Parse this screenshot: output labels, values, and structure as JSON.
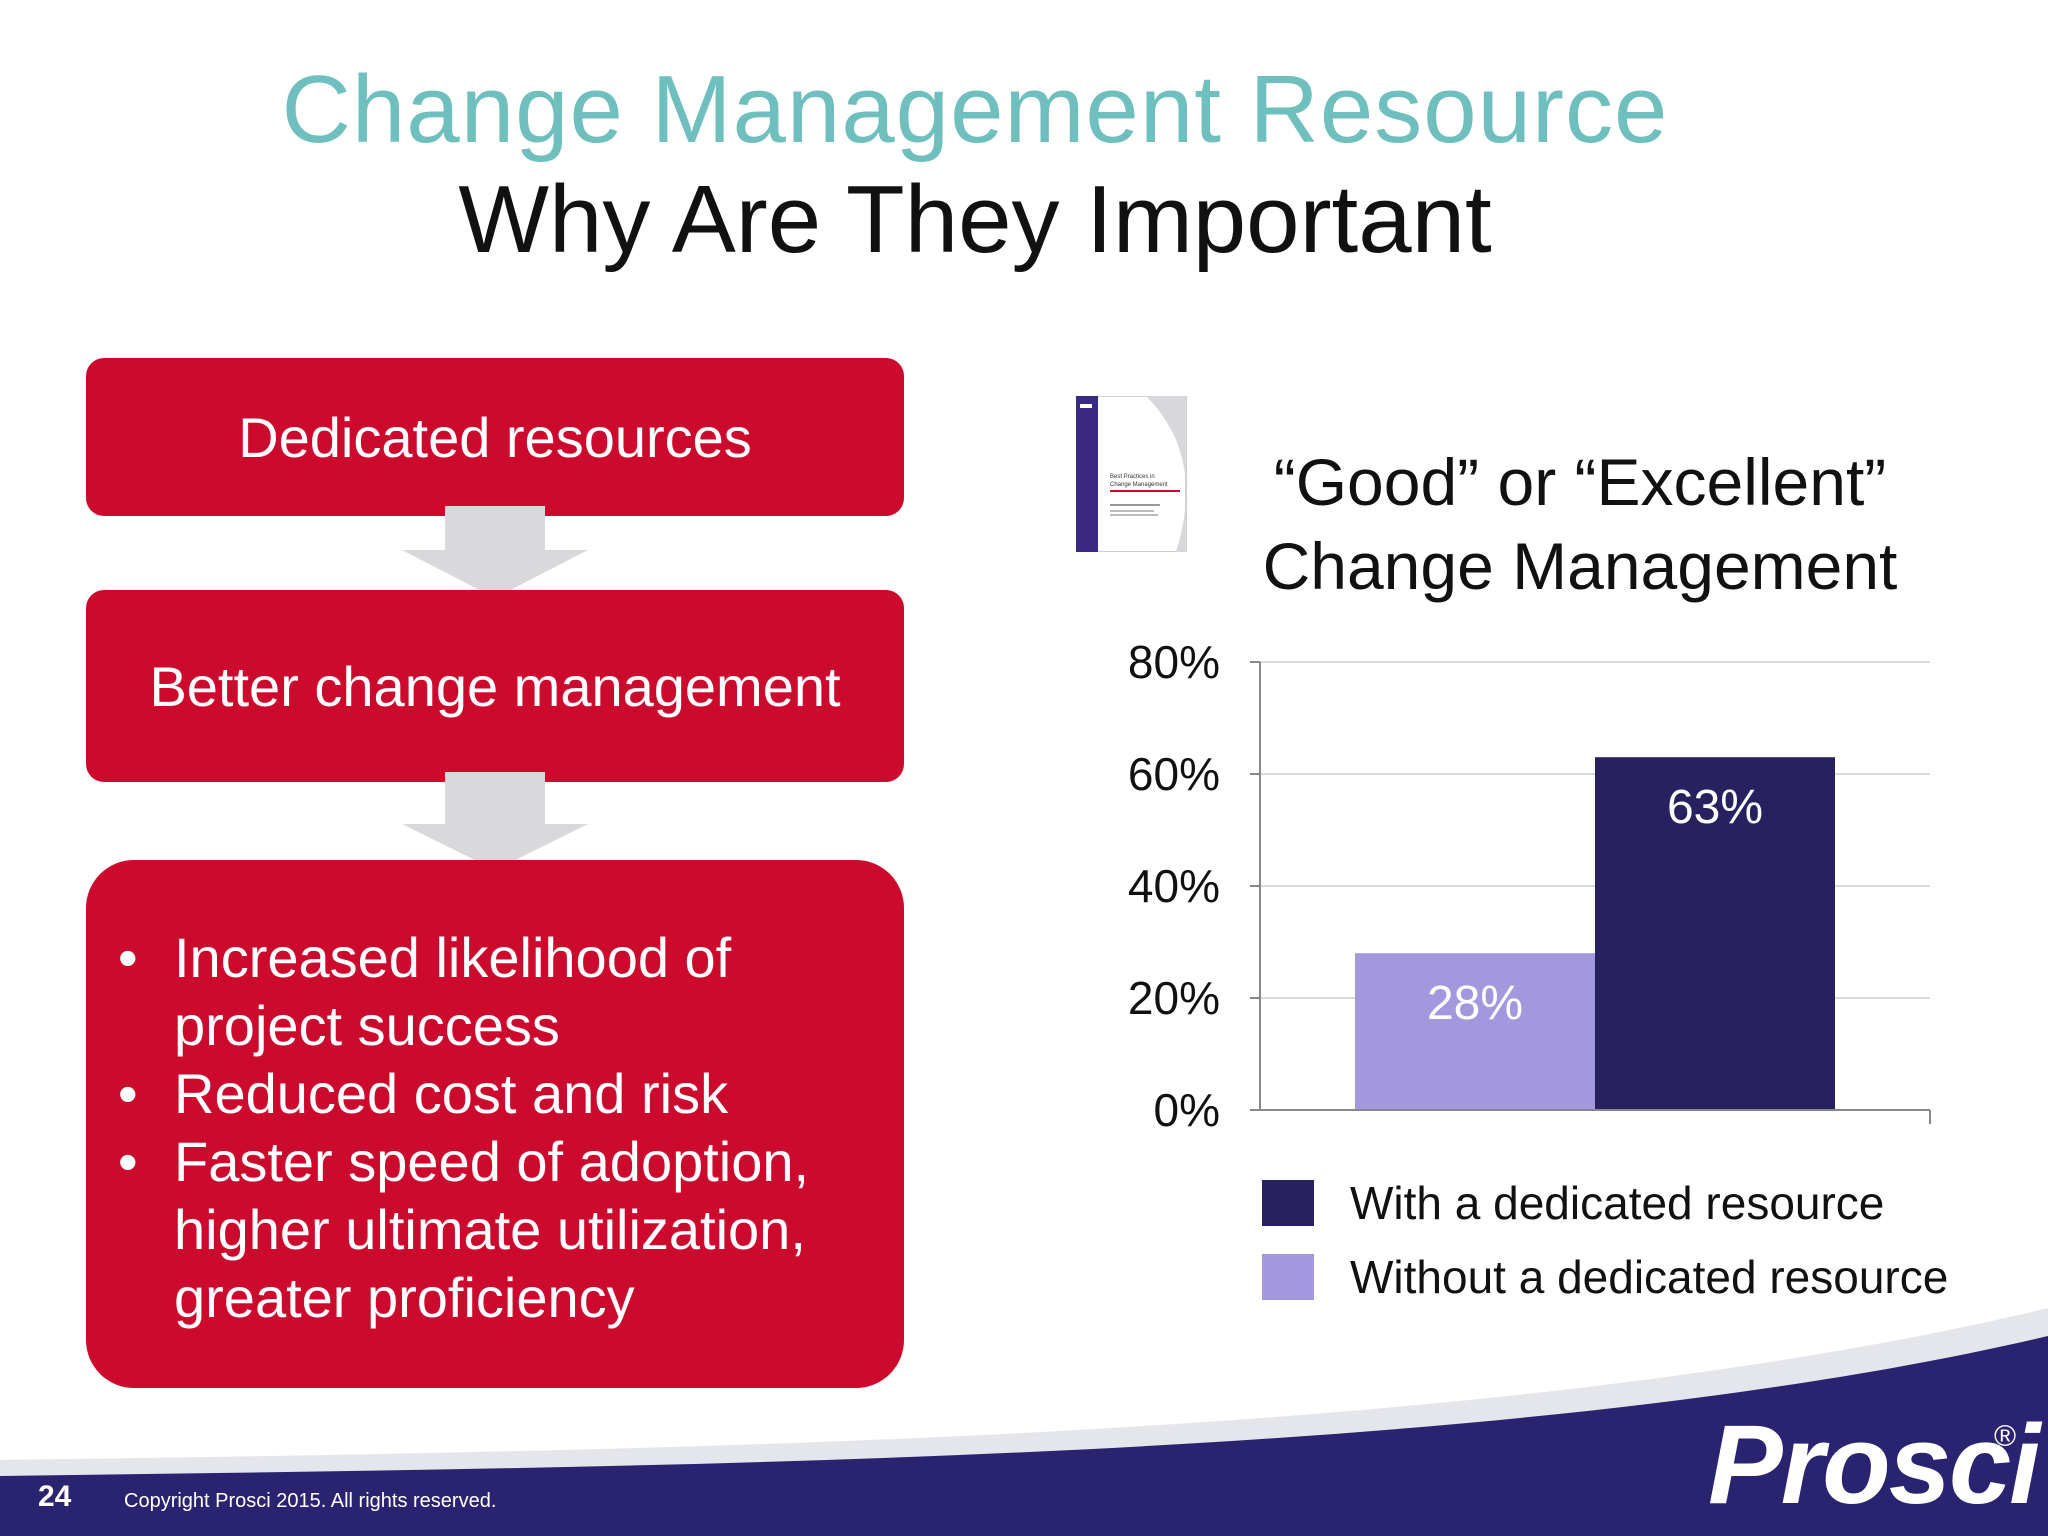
{
  "header": {
    "title": "Change Management Resource",
    "subtitle": "Why Are They Important"
  },
  "flow": {
    "box1": "Dedicated resources",
    "box2": "Better change management",
    "bullets": [
      {
        "line1": "Increased likelihood of",
        "line2": "project success"
      },
      {
        "line1": "Reduced cost and risk"
      },
      {
        "line1": "Faster speed of adoption,",
        "line2": "higher ultimate utilization,",
        "line3": "greater proficiency"
      }
    ]
  },
  "report": {
    "cover_title": "Best Practices in Change Management"
  },
  "chart_data": {
    "type": "bar",
    "title_line1": "“Good” or “Excellent”",
    "title_line2": "Change Management",
    "categories": [
      "Without a dedicated resource",
      "With a dedicated resource"
    ],
    "values": [
      28,
      63
    ],
    "data_labels": [
      "28%",
      "63%"
    ],
    "colors": [
      "#a398de",
      "#27215f"
    ],
    "ylim": [
      0,
      80
    ],
    "yticks": [
      "0%",
      "20%",
      "40%",
      "60%",
      "80%"
    ],
    "grid": true,
    "legend_placement": "bottom",
    "legend": [
      {
        "label": "With a dedicated resource",
        "color": "#27215f"
      },
      {
        "label": "Without a dedicated resource",
        "color": "#a398de"
      }
    ]
  },
  "footer": {
    "page_number": "24",
    "copyright": "Copyright Prosci 2015. All rights reserved.",
    "logo": "Prosci",
    "logo_mark": "®"
  },
  "colors": {
    "accent_teal": "#6fbfbf",
    "box_red": "#cc0a2d",
    "footer_navy": "#2a2370"
  }
}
--
[WORK INSTRUCTIONS]: Lines containing the word "values" are to be counted in the listing; state their number alone.

[EXPECTED ANSWER]: 2